## [TASK TO CARRY OUT]
Copy out the following lines word for word, keeping every row.

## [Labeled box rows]
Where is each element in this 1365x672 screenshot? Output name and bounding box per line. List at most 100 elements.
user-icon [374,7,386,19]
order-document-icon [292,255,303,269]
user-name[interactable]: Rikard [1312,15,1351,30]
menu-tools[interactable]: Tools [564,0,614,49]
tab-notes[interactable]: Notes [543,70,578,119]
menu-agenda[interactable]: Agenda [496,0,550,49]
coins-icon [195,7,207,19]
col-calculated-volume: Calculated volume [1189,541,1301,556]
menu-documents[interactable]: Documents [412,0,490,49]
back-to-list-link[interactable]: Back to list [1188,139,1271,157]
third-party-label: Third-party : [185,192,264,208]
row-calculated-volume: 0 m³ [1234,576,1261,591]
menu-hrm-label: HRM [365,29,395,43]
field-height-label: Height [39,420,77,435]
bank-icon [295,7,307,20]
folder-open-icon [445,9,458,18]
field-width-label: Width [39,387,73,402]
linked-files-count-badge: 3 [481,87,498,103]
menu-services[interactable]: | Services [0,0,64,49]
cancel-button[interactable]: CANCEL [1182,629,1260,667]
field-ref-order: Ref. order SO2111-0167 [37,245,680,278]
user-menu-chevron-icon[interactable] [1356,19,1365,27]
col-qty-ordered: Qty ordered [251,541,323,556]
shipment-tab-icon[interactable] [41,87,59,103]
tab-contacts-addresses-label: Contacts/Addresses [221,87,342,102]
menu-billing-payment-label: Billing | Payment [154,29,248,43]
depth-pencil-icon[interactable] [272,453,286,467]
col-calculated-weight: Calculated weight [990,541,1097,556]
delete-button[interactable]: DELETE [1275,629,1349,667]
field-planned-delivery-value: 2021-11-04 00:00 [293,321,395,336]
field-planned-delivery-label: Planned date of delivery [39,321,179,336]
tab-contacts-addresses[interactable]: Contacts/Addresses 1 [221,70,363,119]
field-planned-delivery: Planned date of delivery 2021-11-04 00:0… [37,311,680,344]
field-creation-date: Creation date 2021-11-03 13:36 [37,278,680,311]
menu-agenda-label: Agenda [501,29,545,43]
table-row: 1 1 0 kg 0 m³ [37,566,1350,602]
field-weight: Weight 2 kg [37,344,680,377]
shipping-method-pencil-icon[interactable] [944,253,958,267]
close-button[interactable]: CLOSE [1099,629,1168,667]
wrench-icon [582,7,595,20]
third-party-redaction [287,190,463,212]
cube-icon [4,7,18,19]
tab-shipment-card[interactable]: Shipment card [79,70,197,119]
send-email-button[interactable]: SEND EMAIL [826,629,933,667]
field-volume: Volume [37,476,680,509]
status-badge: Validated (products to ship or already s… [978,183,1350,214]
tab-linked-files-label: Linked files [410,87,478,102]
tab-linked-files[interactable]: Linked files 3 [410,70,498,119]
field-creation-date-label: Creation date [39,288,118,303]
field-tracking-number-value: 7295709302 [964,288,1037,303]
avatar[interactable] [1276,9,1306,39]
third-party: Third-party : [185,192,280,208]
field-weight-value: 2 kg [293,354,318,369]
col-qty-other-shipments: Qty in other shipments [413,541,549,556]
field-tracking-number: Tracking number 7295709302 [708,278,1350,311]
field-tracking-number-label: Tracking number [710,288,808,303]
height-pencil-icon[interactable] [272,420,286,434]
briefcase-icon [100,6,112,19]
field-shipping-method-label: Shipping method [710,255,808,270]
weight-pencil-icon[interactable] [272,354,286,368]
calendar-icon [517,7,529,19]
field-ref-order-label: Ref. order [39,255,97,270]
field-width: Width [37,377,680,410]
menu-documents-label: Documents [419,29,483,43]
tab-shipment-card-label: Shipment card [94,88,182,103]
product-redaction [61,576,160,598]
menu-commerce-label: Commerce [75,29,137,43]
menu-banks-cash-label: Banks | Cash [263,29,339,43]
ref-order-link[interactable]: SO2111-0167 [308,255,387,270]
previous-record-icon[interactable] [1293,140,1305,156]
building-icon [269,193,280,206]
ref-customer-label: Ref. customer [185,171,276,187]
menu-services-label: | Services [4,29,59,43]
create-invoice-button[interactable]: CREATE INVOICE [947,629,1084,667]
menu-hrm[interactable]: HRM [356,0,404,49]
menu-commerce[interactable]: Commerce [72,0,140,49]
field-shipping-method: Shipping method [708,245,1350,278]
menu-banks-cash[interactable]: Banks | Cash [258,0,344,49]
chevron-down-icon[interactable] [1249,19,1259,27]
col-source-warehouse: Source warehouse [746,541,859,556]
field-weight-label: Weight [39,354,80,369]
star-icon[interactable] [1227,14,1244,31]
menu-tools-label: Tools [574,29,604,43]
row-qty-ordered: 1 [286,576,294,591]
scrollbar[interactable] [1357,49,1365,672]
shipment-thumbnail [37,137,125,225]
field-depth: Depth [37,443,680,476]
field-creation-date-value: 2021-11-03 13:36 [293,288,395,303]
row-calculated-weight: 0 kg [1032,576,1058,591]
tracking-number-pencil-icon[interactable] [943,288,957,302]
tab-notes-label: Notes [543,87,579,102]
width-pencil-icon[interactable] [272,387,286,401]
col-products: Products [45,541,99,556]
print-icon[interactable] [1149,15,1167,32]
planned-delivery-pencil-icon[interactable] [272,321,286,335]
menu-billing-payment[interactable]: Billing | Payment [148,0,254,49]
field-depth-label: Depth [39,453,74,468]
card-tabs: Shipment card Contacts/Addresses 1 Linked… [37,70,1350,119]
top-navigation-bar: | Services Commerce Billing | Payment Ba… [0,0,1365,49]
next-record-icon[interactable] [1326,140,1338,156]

## [RESULT]
Where is each element in this 1365x672 screenshot? Output name and bounding box per line. List at most 100 elements.
user-icon [374,7,386,19]
order-document-icon [292,255,303,269]
user-name[interactable]: Rikard [1312,15,1351,30]
menu-tools[interactable]: Tools [564,0,614,49]
tab-notes[interactable]: Notes [543,70,578,119]
menu-agenda[interactable]: Agenda [496,0,550,49]
coins-icon [195,7,207,19]
col-calculated-volume: Calculated volume [1189,541,1301,556]
menu-documents[interactable]: Documents [412,0,490,49]
back-to-list-link[interactable]: Back to list [1188,139,1271,157]
third-party-label: Third-party : [185,192,264,208]
row-calculated-volume: 0 m³ [1234,576,1261,591]
menu-hrm-label: HRM [365,29,395,43]
field-height-label: Height [39,420,77,435]
bank-icon [295,7,307,20]
folder-open-icon [445,9,458,18]
field-width-label: Width [39,387,73,402]
linked-files-count-badge: 3 [481,87,498,103]
menu-services[interactable]: | Services [0,0,64,49]
cancel-button[interactable]: CANCEL [1182,629,1260,667]
field-ref-order: Ref. order SO2111-0167 [37,245,680,278]
user-menu-chevron-icon[interactable] [1356,19,1365,27]
col-qty-ordered: Qty ordered [251,541,323,556]
shipment-tab-icon[interactable] [41,87,59,103]
tab-contacts-addresses-label: Contacts/Addresses [221,87,342,102]
menu-billing-payment-label: Billing | Payment [154,29,248,43]
depth-pencil-icon[interactable] [272,453,286,467]
col-calculated-weight: Calculated weight [990,541,1097,556]
delete-button[interactable]: DELETE [1275,629,1349,667]
field-planned-delivery-value: 2021-11-04 00:00 [293,321,395,336]
field-planned-delivery-label: Planned date of delivery [39,321,179,336]
tab-contacts-addresses[interactable]: Contacts/Addresses 1 [221,70,363,119]
field-planned-delivery: Planned date of delivery 2021-11-04 00:0… [37,311,680,344]
field-creation-date: Creation date 2021-11-03 13:36 [37,278,680,311]
menu-agenda-label: Agenda [501,29,545,43]
table-row: 1 1 0 kg 0 m³ [37,566,1350,602]
field-weight: Weight 2 kg [37,344,680,377]
shipping-method-pencil-icon[interactable] [944,253,958,267]
close-button[interactable]: CLOSE [1099,629,1168,667]
wrench-icon [582,7,595,20]
third-party-redaction [287,190,463,212]
cube-icon [4,7,18,19]
tab-shipment-card[interactable]: Shipment card [79,70,197,119]
send-email-button[interactable]: SEND EMAIL [826,629,933,667]
field-volume: Volume [37,476,680,509]
status-badge: Validated (products to ship or already s… [978,183,1350,214]
tab-linked-files-label: Linked files [410,87,478,102]
tab-linked-files[interactable]: Linked files 3 [410,70,498,119]
field-creation-date-label: Creation date [39,288,118,303]
field-tracking-number-value: 7295709302 [964,288,1037,303]
avatar[interactable] [1276,9,1306,39]
third-party: Third-party : [185,192,280,208]
field-weight-value: 2 kg [293,354,318,369]
col-qty-other-shipments: Qty in other shipments [413,541,549,556]
field-tracking-number: Tracking number 7295709302 [708,278,1350,311]
field-tracking-number-label: Tracking number [710,288,808,303]
height-pencil-icon[interactable] [272,420,286,434]
briefcase-icon [100,6,112,19]
field-shipping-method-label: Shipping method [710,255,808,270]
weight-pencil-icon[interactable] [272,354,286,368]
calendar-icon [517,7,529,19]
field-ref-order-label: Ref. order [39,255,97,270]
field-width: Width [37,377,680,410]
menu-documents-label: Documents [419,29,483,43]
tab-shipment-card-label: Shipment card [94,88,182,103]
product-redaction [61,576,160,598]
menu-commerce-label: Commerce [75,29,137,43]
menu-banks-cash-label: Banks | Cash [263,29,339,43]
ref-order-link[interactable]: SO2111-0167 [308,255,387,270]
previous-record-icon[interactable] [1293,140,1305,156]
building-icon [269,193,280,206]
ref-customer-label: Ref. customer [185,171,276,187]
menu-services-label: | Services [4,29,59,43]
create-invoice-button[interactable]: CREATE INVOICE [947,629,1084,667]
menu-hrm[interactable]: HRM [356,0,404,49]
menu-commerce[interactable]: Commerce [72,0,140,49]
field-shipping-method: Shipping method [708,245,1350,278]
menu-banks-cash[interactable]: Banks | Cash [258,0,344,49]
chevron-down-icon[interactable] [1249,19,1259,27]
col-source-warehouse: Source warehouse [746,541,859,556]
field-weight-label: Weight [39,354,80,369]
star-icon[interactable] [1227,14,1244,31]
menu-tools-label: Tools [574,29,604,43]
row-qty-ordered: 1 [286,576,294,591]
scrollbar[interactable] [1357,49,1365,672]
shipment-thumbnail [37,137,125,225]
field-depth: Depth [37,443,680,476]
field-creation-date-value: 2021-11-03 13:36 [293,288,395,303]
row-calculated-weight: 0 kg [1032,576,1058,591]
tracking-number-pencil-icon[interactable] [943,288,957,302]
tab-notes-label: Notes [543,87,579,102]
width-pencil-icon[interactable] [272,387,286,401]
col-products: Products [45,541,99,556]
print-icon[interactable] [1149,15,1167,32]
planned-delivery-pencil-icon[interactable] [272,321,286,335]
menu-billing-payment[interactable]: Billing | Payment [148,0,254,49]
field-depth-label: Depth [39,453,74,468]
card-tabs: Shipment card Contacts/Addresses 1 Linked… [37,70,1350,119]
top-navigation-bar: | Services Commerce Billing | Payment Ba… [0,0,1365,49]
next-record-icon[interactable] [1326,140,1338,156]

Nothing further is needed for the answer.